## WHAT IS BEING ASKED
From the article on the fan experience for active supporter groups, quote the passage from "Fan Experience –" up to and including "the local community.".

## SOURCE DOCUMENT
┌──

Fan Experience – Active Supporter Groups


fanexpnceimgCreating a compelling active supporter fan experience is vital to producing a world-class sporting event. Designing a safe, enjoyable and high quality active supporter-orientated event ensures the success of the match, team, club and governing body. This helps generate positive press coverage and builds goodwill among fans, which has beneficial long-term financial and reputational consequences for the clubs and the governing body. Leaving fans with positive memories of their time at the sporting match will increase the likelihood that they will return again and with this creating a long lasting economic benefit to the clubs, the governing body and the local community.

A safe, effective and non-confrontational approach to crowd management also helps develop a sense of responsibilities among fans and group active supporters, improving their behaviour and decreasing the chance of trouble developing. As I travel and review football security operations on a global level I have seen first-hand how this basic strategy has been extremely successful and has left fans and active supporter group  with a positive impression of police, security and event organisers.

Providing a good ‘customer service’ to fans should be a priority, with safety and security playing a role but not being the role…the match should always be a sporting event and not a security event. Good safety and security planning should be optimized through strategic ‘fan first’ planning and active supporter management, which can dramatically improve the ‘fan’ experience and the reputation of the event and sport. Some of the elements that should be considered are:

  • Detailed advance planning and management of the fan experience
  • Clear communication with supporters about safety and security procedures, transportation, fan zones, activations and stadium conditions of entry
  • A safe, secure and welcoming strategy, integrating security planning with that of safety and security in a multi-agency approach with dynamic risk assessment
  • Effective pre-event intelligence gathering should ensure that those who threaten security or the safety and comfort of others that are attending the event can be excluded.
  • Responsible active supporter groups should be empowered by ensuring effective communication with clubs and organising bodies
  • The safety and comfort of all spectators should be paramount, with stadium facilities fit for purpose and professional managed.

└──

## EXTRACTED MATERIAL
┌──

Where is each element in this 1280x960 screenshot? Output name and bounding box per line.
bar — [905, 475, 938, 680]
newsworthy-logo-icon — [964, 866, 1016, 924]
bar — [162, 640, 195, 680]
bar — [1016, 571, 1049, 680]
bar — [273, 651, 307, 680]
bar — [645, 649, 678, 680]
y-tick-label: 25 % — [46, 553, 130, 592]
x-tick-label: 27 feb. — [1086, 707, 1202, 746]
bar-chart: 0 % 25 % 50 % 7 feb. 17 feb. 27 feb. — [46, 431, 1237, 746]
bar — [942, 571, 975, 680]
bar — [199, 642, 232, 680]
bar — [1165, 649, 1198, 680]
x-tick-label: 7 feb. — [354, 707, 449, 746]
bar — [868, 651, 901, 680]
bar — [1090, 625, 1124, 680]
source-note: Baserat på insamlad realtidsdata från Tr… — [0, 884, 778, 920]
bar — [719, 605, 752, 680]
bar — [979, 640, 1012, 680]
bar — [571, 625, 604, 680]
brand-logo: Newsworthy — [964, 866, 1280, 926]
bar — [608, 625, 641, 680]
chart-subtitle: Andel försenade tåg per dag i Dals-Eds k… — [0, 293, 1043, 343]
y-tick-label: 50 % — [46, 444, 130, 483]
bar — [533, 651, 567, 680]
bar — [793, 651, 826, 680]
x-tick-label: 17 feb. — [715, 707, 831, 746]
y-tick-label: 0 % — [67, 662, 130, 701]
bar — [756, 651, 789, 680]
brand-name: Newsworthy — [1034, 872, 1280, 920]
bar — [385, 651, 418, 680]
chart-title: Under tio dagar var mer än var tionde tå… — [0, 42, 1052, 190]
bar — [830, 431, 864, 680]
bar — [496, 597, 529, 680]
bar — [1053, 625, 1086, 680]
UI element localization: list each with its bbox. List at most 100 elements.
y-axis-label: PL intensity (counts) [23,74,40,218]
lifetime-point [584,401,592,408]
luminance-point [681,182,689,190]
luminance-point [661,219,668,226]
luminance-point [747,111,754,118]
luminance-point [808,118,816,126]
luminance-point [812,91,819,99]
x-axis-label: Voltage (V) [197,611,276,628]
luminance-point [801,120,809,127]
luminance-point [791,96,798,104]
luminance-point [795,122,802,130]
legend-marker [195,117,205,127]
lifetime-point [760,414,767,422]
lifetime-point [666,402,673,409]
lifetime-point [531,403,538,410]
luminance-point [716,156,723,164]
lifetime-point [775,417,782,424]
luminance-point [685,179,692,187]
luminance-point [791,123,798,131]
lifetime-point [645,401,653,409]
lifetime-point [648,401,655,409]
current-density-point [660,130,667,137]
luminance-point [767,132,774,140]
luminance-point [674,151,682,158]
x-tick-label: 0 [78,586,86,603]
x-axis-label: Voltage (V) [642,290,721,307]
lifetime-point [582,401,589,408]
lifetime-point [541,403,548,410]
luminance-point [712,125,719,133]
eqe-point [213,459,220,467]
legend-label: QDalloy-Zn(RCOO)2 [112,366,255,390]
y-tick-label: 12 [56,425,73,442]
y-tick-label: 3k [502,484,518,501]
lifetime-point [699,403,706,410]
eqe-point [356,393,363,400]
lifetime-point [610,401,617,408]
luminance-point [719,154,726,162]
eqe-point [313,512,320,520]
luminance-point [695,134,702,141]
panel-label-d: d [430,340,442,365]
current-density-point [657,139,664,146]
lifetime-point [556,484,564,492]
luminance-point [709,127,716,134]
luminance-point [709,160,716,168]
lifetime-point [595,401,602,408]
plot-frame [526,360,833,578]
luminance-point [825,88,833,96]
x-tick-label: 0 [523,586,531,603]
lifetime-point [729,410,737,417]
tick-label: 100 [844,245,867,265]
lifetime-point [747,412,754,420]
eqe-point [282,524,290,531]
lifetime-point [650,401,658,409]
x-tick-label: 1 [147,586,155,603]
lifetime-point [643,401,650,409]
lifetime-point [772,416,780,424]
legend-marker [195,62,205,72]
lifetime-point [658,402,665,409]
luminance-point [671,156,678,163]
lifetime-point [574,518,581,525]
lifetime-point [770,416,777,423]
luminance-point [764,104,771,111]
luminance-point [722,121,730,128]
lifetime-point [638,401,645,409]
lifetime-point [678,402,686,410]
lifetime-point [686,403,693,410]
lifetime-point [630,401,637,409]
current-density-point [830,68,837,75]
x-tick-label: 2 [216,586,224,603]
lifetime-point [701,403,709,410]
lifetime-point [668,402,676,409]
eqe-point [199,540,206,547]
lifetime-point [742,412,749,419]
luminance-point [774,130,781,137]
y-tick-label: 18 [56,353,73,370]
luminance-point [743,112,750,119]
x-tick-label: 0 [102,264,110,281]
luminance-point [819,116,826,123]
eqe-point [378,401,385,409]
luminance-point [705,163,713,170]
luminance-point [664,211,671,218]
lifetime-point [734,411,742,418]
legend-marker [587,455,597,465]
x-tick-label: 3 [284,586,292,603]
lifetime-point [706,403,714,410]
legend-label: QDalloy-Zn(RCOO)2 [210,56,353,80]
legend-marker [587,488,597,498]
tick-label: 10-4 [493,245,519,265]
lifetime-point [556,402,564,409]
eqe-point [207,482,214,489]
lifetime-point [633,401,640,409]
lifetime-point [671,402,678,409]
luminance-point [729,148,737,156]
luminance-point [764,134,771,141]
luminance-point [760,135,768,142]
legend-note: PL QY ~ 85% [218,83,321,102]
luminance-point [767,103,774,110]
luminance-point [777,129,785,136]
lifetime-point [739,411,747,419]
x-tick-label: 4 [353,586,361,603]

└──

## TASK RESULT
Fan Experience – Active Supporter Groups


fanexpnceimgCreating a compelling active supporter fan experience is vital to producing a world-class sporting event. Designing a safe, enjoyable and high quality active supporter-orientated event ensures the success of the match, team, club and governing body. This helps generate positive press coverage and builds goodwill among fans, which has beneficial long-term financial and reputational consequences for the clubs and the governing body. Leaving fans with positive memories of their time at the sporting match will increase the likelihood that they will return again and with this creating a long lasting economic benefit to the clubs, the governing body and the local community.